# TASK DETAILS
Return every line below as is, leaving out the pictures.

# EXERCISE MATERIALS
** BEGIN **

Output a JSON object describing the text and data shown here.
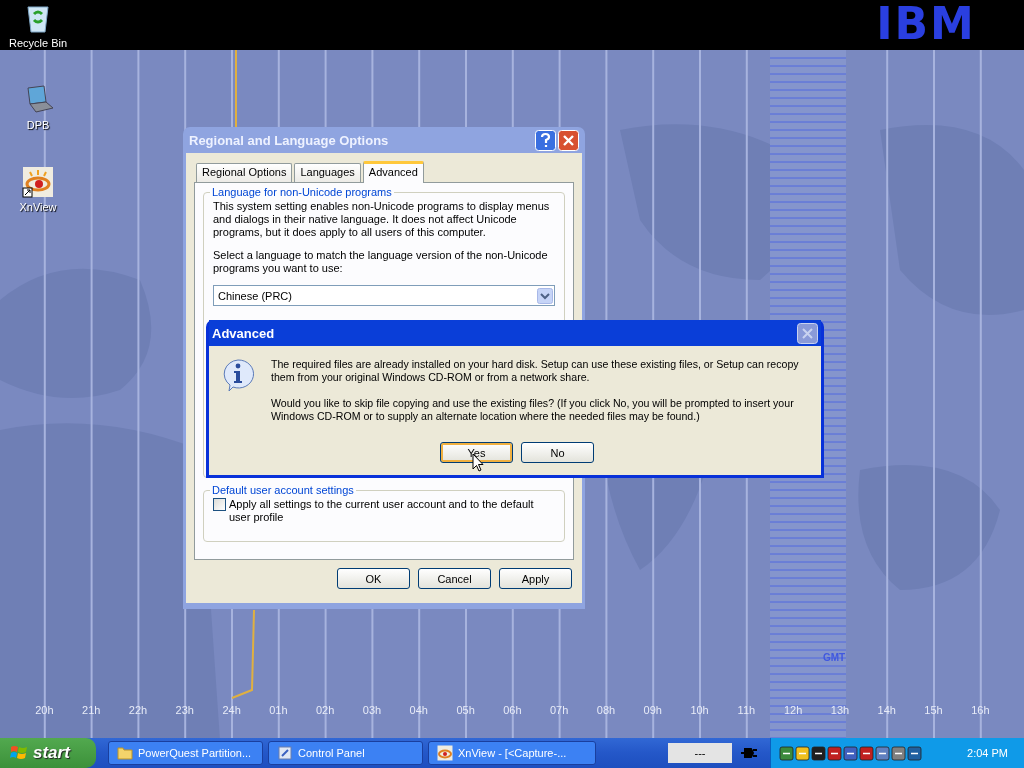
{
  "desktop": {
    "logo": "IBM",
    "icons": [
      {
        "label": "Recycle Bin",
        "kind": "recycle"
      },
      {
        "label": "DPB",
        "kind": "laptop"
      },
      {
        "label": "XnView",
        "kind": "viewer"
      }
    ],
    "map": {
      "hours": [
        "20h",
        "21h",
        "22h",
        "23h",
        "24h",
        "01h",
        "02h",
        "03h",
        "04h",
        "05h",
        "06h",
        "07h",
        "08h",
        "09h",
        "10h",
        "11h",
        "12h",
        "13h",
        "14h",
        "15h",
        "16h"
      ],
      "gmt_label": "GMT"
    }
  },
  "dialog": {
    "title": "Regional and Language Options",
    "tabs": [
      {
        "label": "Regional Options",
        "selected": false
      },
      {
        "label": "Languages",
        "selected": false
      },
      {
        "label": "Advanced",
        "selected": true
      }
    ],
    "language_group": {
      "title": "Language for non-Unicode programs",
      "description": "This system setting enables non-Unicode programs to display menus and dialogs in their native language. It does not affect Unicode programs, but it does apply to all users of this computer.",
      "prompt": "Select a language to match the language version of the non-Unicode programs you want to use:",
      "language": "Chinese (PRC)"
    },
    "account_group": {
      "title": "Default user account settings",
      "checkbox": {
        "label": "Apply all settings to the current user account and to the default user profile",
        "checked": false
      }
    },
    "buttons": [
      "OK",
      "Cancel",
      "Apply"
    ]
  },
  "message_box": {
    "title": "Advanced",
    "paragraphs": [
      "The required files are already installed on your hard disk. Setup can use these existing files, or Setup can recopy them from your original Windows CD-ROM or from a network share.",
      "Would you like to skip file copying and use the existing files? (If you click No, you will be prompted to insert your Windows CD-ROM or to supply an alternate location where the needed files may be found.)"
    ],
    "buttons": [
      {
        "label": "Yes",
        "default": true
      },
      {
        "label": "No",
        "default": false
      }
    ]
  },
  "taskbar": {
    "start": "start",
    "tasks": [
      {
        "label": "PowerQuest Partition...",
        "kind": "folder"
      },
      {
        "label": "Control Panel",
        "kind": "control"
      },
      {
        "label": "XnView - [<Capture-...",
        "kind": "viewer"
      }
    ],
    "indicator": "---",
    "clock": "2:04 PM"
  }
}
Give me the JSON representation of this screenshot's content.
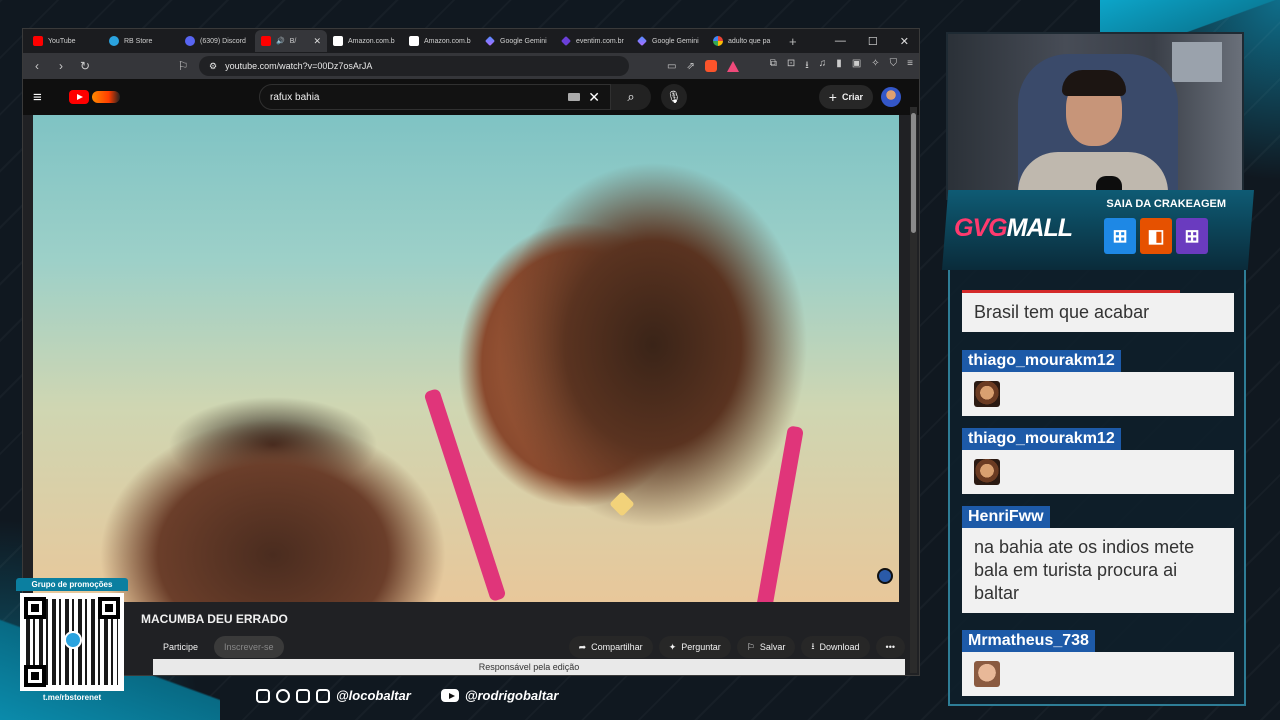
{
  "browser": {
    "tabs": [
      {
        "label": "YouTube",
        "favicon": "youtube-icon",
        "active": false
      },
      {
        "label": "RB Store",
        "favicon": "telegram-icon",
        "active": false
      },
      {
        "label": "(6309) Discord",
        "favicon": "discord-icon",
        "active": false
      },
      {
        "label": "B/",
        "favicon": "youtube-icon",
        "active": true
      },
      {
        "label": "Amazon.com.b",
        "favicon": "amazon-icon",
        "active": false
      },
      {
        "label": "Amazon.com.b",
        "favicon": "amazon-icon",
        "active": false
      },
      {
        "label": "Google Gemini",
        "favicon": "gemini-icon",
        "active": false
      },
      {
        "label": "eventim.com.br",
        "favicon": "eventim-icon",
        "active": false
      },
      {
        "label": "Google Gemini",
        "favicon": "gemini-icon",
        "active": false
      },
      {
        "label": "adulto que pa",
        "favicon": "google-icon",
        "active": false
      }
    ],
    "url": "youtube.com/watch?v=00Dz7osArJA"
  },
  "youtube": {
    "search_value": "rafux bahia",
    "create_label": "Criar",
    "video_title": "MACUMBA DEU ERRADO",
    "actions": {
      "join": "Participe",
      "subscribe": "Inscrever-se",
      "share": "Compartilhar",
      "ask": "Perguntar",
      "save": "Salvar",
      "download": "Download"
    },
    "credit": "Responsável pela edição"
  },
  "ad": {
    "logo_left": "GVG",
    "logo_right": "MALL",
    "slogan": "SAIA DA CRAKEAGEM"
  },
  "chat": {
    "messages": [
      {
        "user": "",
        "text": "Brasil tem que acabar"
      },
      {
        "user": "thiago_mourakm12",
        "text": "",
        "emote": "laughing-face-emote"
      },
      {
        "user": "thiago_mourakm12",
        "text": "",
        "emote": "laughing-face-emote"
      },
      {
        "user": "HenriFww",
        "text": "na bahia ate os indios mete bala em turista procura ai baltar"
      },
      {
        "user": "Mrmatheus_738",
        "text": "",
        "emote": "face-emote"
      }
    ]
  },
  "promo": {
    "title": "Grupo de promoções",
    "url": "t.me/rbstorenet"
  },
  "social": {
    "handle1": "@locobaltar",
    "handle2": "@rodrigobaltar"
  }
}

** END **

# RESPONSE TO THIS TASK
Output a JSON object describing the text and data shown here.
{
  "desktop": {
    "logo": "IBM",
    "icons": [
      {
        "label": "Recycle Bin",
        "kind": "recycle"
      },
      {
        "label": "DPB",
        "kind": "laptop"
      },
      {
        "label": "XnView",
        "kind": "viewer"
      }
    ],
    "map": {
      "hours": [
        "20h",
        "21h",
        "22h",
        "23h",
        "24h",
        "01h",
        "02h",
        "03h",
        "04h",
        "05h",
        "06h",
        "07h",
        "08h",
        "09h",
        "10h",
        "11h",
        "12h",
        "13h",
        "14h",
        "15h",
        "16h"
      ],
      "gmt_label": "GMT"
    }
  },
  "dialog": {
    "title": "Regional and Language Options",
    "tabs": [
      {
        "label": "Regional Options",
        "selected": false
      },
      {
        "label": "Languages",
        "selected": false
      },
      {
        "label": "Advanced",
        "selected": true
      }
    ],
    "language_group": {
      "title": "Language for non-Unicode programs",
      "description": "This system setting enables non-Unicode programs to display menus and dialogs in their native language. It does not affect Unicode programs, but it does apply to all users of this computer.",
      "prompt": "Select a language to match the language version of the non-Unicode programs you want to use:",
      "language": "Chinese (PRC)"
    },
    "account_group": {
      "title": "Default user account settings",
      "checkbox": {
        "label": "Apply all settings to the current user account and to the default user profile",
        "checked": false
      }
    },
    "buttons": [
      "OK",
      "Cancel",
      "Apply"
    ]
  },
  "message_box": {
    "title": "Advanced",
    "paragraphs": [
      "The required files are already installed on your hard disk. Setup can use these existing files, or Setup can recopy them from your original Windows CD-ROM or from a network share.",
      "Would you like to skip file copying and use the existing files? (If you click No, you will be prompted to insert your Windows CD-ROM or to supply an alternate location where the needed files may be found.)"
    ],
    "buttons": [
      {
        "label": "Yes",
        "default": true
      },
      {
        "label": "No",
        "default": false
      }
    ]
  },
  "taskbar": {
    "start": "start",
    "tasks": [
      {
        "label": "PowerQuest Partition...",
        "kind": "folder"
      },
      {
        "label": "Control Panel",
        "kind": "control"
      },
      {
        "label": "XnView - [<Capture-...",
        "kind": "viewer"
      }
    ],
    "indicator": "---",
    "clock": "2:04 PM"
  }
}
Give me the JSON representation of this screenshot's content.
{
  "browser": {
    "tabs": [
      {
        "label": "YouTube",
        "favicon": "youtube-icon",
        "active": false
      },
      {
        "label": "RB Store",
        "favicon": "telegram-icon",
        "active": false
      },
      {
        "label": "(6309) Discord",
        "favicon": "discord-icon",
        "active": false
      },
      {
        "label": "B/",
        "favicon": "youtube-icon",
        "active": true
      },
      {
        "label": "Amazon.com.b",
        "favicon": "amazon-icon",
        "active": false
      },
      {
        "label": "Amazon.com.b",
        "favicon": "amazon-icon",
        "active": false
      },
      {
        "label": "Google Gemini",
        "favicon": "gemini-icon",
        "active": false
      },
      {
        "label": "eventim.com.br",
        "favicon": "eventim-icon",
        "active": false
      },
      {
        "label": "Google Gemini",
        "favicon": "gemini-icon",
        "active": false
      },
      {
        "label": "adulto que pa",
        "favicon": "google-icon",
        "active": false
      }
    ],
    "url": "youtube.com/watch?v=00Dz7osArJA"
  },
  "youtube": {
    "search_value": "rafux bahia",
    "create_label": "Criar",
    "video_title": "MACUMBA DEU ERRADO",
    "actions": {
      "join": "Participe",
      "subscribe": "Inscrever-se",
      "share": "Compartilhar",
      "ask": "Perguntar",
      "save": "Salvar",
      "download": "Download"
    },
    "credit": "Responsável pela edição"
  },
  "ad": {
    "logo_left": "GVG",
    "logo_right": "MALL",
    "slogan": "SAIA DA CRAKEAGEM"
  },
  "chat": {
    "messages": [
      {
        "user": "",
        "text": "Brasil tem que acabar"
      },
      {
        "user": "thiago_mourakm12",
        "text": "",
        "emote": "laughing-face-emote"
      },
      {
        "user": "thiago_mourakm12",
        "text": "",
        "emote": "laughing-face-emote"
      },
      {
        "user": "HenriFww",
        "text": "na bahia ate os indios mete bala em turista procura ai baltar"
      },
      {
        "user": "Mrmatheus_738",
        "text": "",
        "emote": "face-emote"
      }
    ]
  },
  "promo": {
    "title": "Grupo de promoções",
    "url": "t.me/rbstorenet"
  },
  "social": {
    "handle1": "@locobaltar",
    "handle2": "@rodrigobaltar"
  }
}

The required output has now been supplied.